**Records provided**

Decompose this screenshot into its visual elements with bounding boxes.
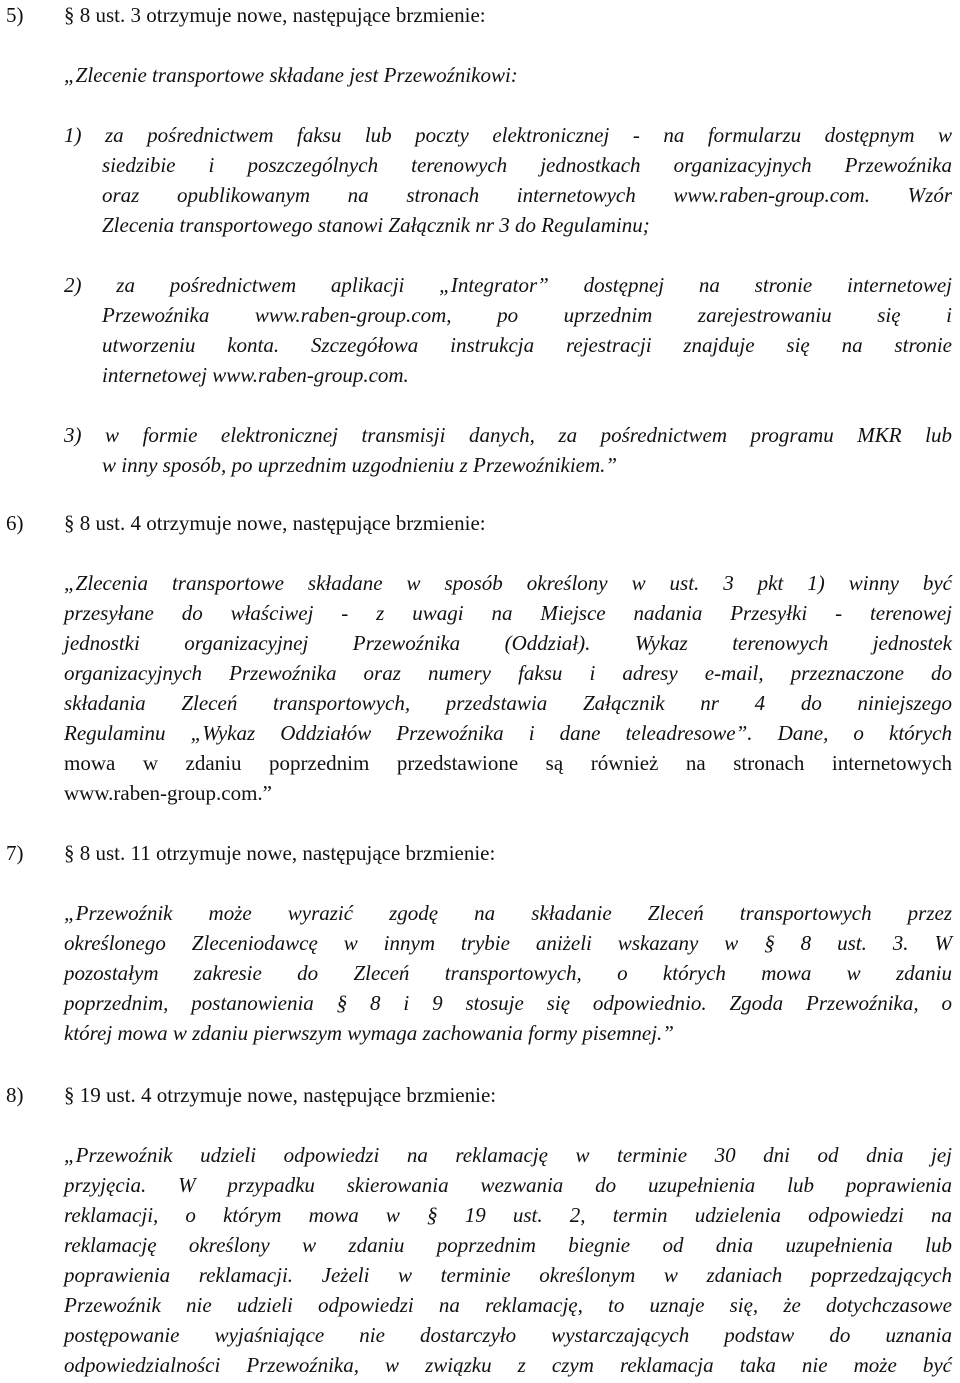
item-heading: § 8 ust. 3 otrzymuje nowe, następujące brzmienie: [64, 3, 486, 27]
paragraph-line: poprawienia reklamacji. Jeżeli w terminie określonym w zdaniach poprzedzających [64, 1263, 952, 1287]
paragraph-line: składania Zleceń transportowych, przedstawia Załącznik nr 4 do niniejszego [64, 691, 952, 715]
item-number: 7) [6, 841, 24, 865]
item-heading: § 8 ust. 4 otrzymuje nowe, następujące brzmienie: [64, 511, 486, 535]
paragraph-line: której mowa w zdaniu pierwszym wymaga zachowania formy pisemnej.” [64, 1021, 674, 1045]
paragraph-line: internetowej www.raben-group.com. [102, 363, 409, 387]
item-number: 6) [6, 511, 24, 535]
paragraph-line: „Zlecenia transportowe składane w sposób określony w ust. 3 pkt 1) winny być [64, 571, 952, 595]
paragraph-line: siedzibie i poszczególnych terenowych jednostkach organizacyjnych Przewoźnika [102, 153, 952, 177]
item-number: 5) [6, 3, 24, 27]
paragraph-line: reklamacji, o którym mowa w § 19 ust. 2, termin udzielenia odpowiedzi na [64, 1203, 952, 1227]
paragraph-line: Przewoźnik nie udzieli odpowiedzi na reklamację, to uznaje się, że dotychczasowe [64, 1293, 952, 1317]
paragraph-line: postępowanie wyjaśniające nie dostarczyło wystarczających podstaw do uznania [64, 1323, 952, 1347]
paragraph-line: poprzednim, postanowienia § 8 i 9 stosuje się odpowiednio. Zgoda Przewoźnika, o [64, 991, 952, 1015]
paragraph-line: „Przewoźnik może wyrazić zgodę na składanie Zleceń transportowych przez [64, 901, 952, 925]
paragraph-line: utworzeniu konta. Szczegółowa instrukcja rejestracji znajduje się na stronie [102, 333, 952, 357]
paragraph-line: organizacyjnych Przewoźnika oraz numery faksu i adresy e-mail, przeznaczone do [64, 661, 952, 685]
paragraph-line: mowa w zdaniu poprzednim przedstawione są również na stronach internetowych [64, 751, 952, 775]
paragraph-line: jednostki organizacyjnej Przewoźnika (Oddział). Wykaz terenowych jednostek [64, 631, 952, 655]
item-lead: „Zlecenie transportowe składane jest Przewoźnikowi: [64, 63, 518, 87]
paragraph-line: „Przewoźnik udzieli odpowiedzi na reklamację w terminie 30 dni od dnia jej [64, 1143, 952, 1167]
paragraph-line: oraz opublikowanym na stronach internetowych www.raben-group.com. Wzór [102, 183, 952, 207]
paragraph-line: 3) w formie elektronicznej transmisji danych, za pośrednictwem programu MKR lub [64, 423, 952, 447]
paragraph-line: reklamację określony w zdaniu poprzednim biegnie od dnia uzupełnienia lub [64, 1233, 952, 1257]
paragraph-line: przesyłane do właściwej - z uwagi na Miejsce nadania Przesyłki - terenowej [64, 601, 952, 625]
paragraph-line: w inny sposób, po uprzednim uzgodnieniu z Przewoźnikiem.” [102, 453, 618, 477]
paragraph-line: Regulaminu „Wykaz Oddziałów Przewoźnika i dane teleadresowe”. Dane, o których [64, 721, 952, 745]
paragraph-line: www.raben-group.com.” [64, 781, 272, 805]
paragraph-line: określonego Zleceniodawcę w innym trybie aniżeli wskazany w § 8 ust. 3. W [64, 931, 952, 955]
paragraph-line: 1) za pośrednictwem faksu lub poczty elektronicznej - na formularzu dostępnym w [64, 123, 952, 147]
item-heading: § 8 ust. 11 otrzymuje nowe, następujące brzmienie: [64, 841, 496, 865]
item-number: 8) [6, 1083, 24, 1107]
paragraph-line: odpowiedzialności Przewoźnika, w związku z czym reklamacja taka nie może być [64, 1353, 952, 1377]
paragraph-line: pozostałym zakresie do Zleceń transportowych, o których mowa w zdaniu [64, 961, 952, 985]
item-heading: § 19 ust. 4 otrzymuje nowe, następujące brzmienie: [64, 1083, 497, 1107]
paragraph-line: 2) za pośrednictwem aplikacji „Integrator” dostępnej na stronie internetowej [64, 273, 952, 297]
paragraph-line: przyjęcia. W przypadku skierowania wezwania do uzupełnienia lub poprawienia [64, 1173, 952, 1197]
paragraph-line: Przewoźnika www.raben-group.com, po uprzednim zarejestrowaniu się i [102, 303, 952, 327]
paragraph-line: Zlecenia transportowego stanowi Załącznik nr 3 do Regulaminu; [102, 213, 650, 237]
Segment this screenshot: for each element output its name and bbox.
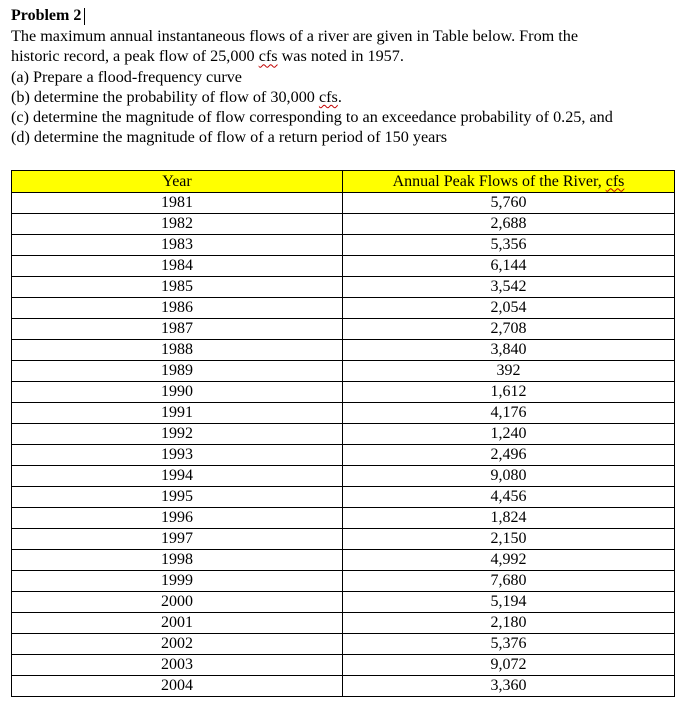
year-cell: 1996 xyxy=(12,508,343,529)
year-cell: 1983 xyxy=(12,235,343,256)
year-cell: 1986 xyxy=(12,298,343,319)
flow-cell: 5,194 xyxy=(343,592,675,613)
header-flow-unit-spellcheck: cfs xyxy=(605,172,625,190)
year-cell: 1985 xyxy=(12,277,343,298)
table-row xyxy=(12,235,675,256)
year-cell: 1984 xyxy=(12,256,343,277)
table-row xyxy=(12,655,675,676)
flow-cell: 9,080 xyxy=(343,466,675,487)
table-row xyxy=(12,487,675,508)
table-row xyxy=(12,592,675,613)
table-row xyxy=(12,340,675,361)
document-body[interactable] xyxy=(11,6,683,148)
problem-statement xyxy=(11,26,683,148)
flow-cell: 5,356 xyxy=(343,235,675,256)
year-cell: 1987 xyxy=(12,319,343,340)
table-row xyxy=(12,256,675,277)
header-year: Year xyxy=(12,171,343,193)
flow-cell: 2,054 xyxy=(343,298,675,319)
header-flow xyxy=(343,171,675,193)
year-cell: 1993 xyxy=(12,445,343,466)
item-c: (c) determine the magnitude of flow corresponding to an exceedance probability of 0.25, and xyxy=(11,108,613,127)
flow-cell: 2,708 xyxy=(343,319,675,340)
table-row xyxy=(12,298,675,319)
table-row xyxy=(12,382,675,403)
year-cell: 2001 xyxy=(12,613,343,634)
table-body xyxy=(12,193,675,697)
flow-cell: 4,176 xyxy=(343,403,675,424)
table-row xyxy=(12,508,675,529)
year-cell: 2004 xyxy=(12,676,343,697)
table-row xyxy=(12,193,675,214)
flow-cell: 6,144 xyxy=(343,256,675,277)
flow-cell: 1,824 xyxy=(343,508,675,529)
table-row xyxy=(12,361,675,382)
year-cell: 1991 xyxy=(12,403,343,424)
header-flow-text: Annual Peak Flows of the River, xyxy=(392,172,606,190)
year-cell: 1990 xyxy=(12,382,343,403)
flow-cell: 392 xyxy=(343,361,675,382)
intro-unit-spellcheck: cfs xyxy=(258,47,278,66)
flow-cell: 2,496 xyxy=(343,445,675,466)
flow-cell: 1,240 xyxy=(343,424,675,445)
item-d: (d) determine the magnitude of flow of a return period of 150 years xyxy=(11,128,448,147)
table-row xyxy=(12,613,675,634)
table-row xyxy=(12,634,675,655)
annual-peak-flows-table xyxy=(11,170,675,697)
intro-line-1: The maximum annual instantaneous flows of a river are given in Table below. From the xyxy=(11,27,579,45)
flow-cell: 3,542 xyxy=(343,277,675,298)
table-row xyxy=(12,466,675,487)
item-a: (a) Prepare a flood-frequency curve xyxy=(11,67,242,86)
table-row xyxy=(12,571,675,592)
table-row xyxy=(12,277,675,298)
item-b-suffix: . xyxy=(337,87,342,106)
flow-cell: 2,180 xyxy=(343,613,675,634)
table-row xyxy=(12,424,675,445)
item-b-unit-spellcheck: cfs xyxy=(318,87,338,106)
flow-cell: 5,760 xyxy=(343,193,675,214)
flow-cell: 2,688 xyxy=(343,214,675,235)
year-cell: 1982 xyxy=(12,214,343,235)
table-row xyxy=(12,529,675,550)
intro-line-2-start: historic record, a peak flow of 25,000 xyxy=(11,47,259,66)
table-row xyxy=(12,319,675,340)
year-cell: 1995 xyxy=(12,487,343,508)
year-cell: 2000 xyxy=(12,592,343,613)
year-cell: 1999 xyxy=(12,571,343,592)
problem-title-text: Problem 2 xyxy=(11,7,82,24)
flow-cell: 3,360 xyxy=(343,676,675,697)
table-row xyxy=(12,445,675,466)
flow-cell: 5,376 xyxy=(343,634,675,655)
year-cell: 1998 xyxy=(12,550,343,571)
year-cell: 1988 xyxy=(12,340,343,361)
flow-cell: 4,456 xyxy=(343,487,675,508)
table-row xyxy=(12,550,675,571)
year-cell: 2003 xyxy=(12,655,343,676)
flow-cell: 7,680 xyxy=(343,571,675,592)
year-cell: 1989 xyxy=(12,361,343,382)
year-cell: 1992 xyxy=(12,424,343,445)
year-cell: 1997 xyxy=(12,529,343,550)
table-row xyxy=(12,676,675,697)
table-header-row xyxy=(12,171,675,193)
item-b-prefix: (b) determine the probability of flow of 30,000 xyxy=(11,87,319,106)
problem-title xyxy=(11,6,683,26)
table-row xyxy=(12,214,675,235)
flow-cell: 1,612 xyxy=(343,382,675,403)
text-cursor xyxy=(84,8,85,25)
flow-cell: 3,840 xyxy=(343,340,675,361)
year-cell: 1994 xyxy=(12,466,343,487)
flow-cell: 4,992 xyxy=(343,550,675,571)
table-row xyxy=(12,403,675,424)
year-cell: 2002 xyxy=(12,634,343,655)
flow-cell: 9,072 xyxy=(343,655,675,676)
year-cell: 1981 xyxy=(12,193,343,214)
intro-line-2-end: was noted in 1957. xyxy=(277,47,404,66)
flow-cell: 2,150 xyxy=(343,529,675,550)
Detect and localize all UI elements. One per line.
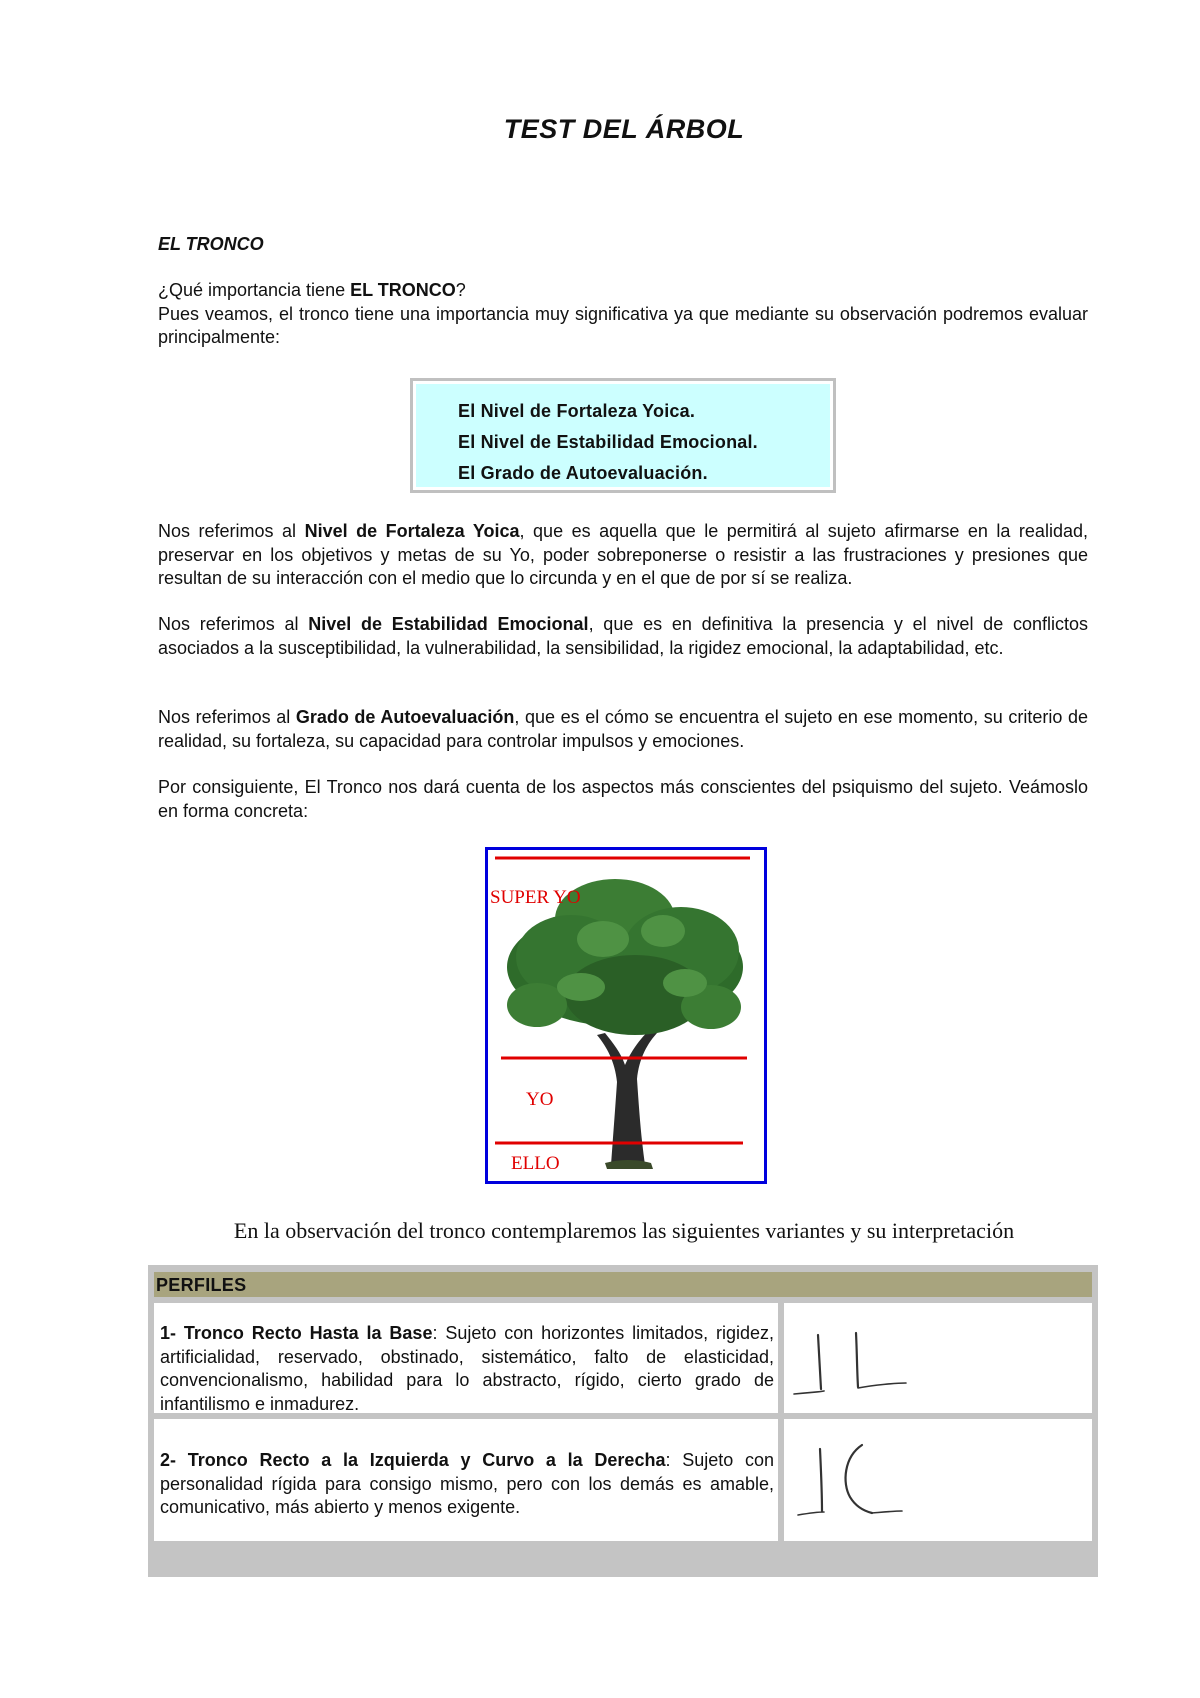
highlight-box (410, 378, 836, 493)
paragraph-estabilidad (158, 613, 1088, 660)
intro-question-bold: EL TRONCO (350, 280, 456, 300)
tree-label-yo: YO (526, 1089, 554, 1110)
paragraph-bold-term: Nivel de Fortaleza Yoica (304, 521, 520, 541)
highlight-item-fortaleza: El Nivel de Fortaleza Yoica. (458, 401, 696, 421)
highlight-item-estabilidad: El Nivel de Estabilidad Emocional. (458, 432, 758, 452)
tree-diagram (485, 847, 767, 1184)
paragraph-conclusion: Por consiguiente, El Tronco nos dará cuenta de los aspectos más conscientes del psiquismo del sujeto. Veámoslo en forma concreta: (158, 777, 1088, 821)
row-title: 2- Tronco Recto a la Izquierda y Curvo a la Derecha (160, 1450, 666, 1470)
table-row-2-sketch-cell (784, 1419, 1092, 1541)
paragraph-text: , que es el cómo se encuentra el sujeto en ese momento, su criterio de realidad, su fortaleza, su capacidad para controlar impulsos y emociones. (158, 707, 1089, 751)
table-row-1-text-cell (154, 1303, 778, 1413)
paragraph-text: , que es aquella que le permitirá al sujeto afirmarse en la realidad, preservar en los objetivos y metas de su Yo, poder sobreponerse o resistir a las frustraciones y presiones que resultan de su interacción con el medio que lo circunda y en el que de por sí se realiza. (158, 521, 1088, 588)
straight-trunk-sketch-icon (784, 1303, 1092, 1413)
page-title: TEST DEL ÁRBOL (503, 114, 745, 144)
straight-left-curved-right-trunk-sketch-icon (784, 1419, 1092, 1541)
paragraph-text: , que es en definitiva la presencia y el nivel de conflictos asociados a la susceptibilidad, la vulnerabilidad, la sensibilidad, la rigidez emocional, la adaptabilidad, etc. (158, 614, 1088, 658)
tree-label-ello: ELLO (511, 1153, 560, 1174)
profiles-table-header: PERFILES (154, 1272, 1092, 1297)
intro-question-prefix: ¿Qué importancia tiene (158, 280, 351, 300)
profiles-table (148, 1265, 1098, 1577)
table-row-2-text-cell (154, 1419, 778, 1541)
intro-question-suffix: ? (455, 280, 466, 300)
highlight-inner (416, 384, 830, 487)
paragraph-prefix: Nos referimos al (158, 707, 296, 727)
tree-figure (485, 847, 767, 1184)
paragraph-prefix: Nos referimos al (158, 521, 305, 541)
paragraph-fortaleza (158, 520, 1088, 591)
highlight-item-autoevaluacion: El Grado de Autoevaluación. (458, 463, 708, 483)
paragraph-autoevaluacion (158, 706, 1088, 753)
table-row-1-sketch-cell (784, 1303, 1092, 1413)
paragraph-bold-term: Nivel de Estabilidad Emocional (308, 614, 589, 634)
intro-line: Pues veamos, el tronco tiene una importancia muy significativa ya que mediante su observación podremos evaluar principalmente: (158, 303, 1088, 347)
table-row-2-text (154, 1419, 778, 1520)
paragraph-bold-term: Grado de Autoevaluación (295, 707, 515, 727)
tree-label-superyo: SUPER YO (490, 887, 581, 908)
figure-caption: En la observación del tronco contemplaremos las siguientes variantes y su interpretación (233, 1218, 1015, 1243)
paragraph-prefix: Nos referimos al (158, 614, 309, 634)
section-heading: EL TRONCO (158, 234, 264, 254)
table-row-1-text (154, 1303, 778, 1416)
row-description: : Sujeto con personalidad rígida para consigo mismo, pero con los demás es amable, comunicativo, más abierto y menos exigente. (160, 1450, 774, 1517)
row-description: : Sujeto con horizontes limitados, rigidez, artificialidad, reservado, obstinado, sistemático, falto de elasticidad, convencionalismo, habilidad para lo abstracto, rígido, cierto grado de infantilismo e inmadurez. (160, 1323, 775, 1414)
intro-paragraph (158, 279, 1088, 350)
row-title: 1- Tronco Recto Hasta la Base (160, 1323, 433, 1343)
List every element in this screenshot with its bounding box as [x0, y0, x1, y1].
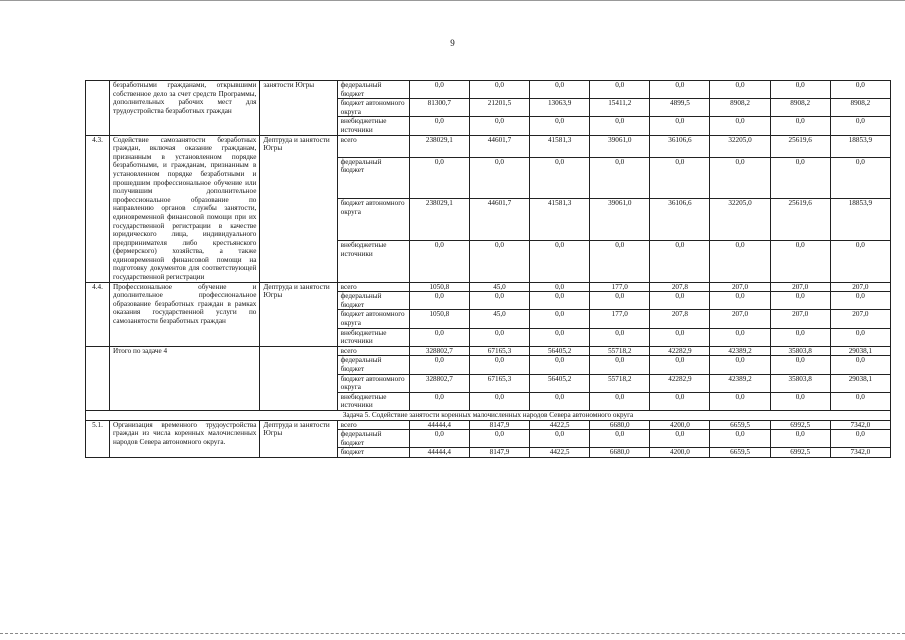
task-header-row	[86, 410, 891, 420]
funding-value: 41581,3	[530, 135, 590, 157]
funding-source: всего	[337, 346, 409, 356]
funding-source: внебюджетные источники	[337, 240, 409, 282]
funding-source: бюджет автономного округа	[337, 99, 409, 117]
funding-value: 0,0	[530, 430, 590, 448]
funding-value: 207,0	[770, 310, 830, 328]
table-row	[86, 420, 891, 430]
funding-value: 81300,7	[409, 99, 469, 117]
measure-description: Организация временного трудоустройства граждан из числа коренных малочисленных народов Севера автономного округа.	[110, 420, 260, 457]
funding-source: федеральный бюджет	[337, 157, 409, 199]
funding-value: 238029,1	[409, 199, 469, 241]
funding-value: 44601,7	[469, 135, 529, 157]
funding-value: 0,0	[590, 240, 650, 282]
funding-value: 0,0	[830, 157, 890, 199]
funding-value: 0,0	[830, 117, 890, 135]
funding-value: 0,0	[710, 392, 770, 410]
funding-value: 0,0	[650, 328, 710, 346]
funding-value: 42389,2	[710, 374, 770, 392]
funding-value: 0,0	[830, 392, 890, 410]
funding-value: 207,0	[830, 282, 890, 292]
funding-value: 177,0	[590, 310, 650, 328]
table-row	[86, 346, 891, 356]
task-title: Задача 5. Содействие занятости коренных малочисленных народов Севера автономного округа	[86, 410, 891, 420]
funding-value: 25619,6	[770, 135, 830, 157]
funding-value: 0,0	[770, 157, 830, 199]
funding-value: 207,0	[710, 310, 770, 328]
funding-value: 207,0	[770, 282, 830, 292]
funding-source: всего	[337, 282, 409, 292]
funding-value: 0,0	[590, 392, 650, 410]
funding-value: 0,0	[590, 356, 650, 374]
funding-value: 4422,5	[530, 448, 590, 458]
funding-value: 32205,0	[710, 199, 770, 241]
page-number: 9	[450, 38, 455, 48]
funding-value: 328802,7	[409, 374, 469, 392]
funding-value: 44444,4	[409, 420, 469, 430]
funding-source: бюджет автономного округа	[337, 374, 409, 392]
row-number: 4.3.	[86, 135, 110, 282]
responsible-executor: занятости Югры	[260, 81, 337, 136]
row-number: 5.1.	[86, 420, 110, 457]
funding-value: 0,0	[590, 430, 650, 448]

**Given exercise**
Copy out the lines of the data starting with the line that contains "item-heading: § 8 ust. 3" and ending after the line that contains "item-number: 6) [6, 511, 24, 535]", with both of those lines included.

**Completed exercise**
item-heading: § 8 ust. 3 otrzymuje nowe, następujące brzmienie: [64, 3, 486, 27]
paragraph-line: poprawienia reklamacji. Jeżeli w terminie określonym w zdaniach poprzedzających [64, 1263, 952, 1287]
paragraph-line: składania Zleceń transportowych, przedstawia Załącznik nr 4 do niniejszego [64, 691, 952, 715]
item-number: 7) [6, 841, 24, 865]
item-heading: § 8 ust. 4 otrzymuje nowe, następujące brzmienie: [64, 511, 486, 535]
paragraph-line: której mowa w zdaniu pierwszym wymaga zachowania formy pisemnej.” [64, 1021, 674, 1045]
paragraph-line: internetowej www.raben-group.com. [102, 363, 409, 387]
item-number: 6) [6, 511, 24, 535]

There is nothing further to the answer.